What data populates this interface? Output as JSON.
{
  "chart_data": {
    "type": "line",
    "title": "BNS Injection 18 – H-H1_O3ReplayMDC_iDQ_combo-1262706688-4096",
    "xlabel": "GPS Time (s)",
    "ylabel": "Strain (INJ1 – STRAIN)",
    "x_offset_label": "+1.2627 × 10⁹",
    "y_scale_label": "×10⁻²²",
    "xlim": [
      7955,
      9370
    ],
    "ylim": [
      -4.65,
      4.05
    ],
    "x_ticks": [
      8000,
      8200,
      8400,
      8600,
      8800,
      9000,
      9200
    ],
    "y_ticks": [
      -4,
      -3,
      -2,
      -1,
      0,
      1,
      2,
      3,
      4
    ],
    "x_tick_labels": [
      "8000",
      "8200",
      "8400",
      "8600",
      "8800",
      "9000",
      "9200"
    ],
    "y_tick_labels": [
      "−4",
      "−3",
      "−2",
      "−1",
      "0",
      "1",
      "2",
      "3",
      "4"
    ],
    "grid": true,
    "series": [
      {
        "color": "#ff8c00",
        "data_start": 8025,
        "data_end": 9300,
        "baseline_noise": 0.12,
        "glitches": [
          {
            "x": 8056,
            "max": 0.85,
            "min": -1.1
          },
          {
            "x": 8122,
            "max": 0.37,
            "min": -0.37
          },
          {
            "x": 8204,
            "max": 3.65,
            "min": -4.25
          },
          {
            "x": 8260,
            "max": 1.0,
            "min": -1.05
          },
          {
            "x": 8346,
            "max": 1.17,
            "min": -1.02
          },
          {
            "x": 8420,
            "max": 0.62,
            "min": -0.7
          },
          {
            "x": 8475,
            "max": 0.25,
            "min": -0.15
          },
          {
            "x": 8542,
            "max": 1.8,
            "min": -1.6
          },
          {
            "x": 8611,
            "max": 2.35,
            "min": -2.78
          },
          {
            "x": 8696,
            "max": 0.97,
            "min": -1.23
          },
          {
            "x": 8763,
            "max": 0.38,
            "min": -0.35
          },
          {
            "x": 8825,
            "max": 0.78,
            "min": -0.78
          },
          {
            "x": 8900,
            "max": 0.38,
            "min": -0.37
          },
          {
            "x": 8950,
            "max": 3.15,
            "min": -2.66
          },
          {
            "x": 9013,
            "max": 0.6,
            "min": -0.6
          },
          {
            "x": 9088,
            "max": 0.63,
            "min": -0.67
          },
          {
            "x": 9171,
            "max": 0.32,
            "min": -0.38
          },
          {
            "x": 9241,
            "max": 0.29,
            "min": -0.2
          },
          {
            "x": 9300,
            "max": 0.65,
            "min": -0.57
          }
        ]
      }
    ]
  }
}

::::

Extract all the entries word for word.

• Finished answer:
What data populates this interface? Output as JSON.
{
  "chart_data": {
    "type": "line",
    "title": "BNS Injection 18 – H-H1_O3ReplayMDC_iDQ_combo-1262706688-4096",
    "xlabel": "GPS Time (s)",
    "ylabel": "Strain (INJ1 – STRAIN)",
    "x_offset_label": "+1.2627 × 10⁹",
    "y_scale_label": "×10⁻²²",
    "xlim": [
      7955,
      9370
    ],
    "ylim": [
      -4.65,
      4.05
    ],
    "x_ticks": [
      8000,
      8200,
      8400,
      8600,
      8800,
      9000,
      9200
    ],
    "y_ticks": [
      -4,
      -3,
      -2,
      -1,
      0,
      1,
      2,
      3,
      4
    ],
    "x_tick_labels": [
      "8000",
      "8200",
      "8400",
      "8600",
      "8800",
      "9000",
      "9200"
    ],
    "y_tick_labels": [
      "−4",
      "−3",
      "−2",
      "−1",
      "0",
      "1",
      "2",
      "3",
      "4"
    ],
    "grid": true,
    "series": [
      {
        "color": "#ff8c00",
        "data_start": 8025,
        "data_end": 9300,
        "baseline_noise": 0.12,
        "glitches": [
          {
            "x": 8056,
            "max": 0.85,
            "min": -1.1
          },
          {
            "x": 8122,
            "max": 0.37,
            "min": -0.37
          },
          {
            "x": 8204,
            "max": 3.65,
            "min": -4.25
          },
          {
            "x": 8260,
            "max": 1.0,
            "min": -1.05
          },
          {
            "x": 8346,
            "max": 1.17,
            "min": -1.02
          },
          {
            "x": 8420,
            "max": 0.62,
            "min": -0.7
          },
          {
            "x": 8475,
            "max": 0.25,
            "min": -0.15
          },
          {
            "x": 8542,
            "max": 1.8,
            "min": -1.6
          },
          {
            "x": 8611,
            "max": 2.35,
            "min": -2.78
          },
          {
            "x": 8696,
            "max": 0.97,
            "min": -1.23
          },
          {
            "x": 8763,
            "max": 0.38,
            "min": -0.35
          },
          {
            "x": 8825,
            "max": 0.78,
            "min": -0.78
          },
          {
            "x": 8900,
            "max": 0.38,
            "min": -0.37
          },
          {
            "x": 8950,
            "max": 3.15,
            "min": -2.66
          },
          {
            "x": 9013,
            "max": 0.6,
            "min": -0.6
          },
          {
            "x": 9088,
            "max": 0.63,
            "min": -0.67
          },
          {
            "x": 9171,
            "max": 0.32,
            "min": -0.38
          },
          {
            "x": 9241,
            "max": 0.29,
            "min": -0.2
          },
          {
            "x": 9300,
            "max": 0.65,
            "min": -0.57
          }
        ]
      }
    ]
  }
}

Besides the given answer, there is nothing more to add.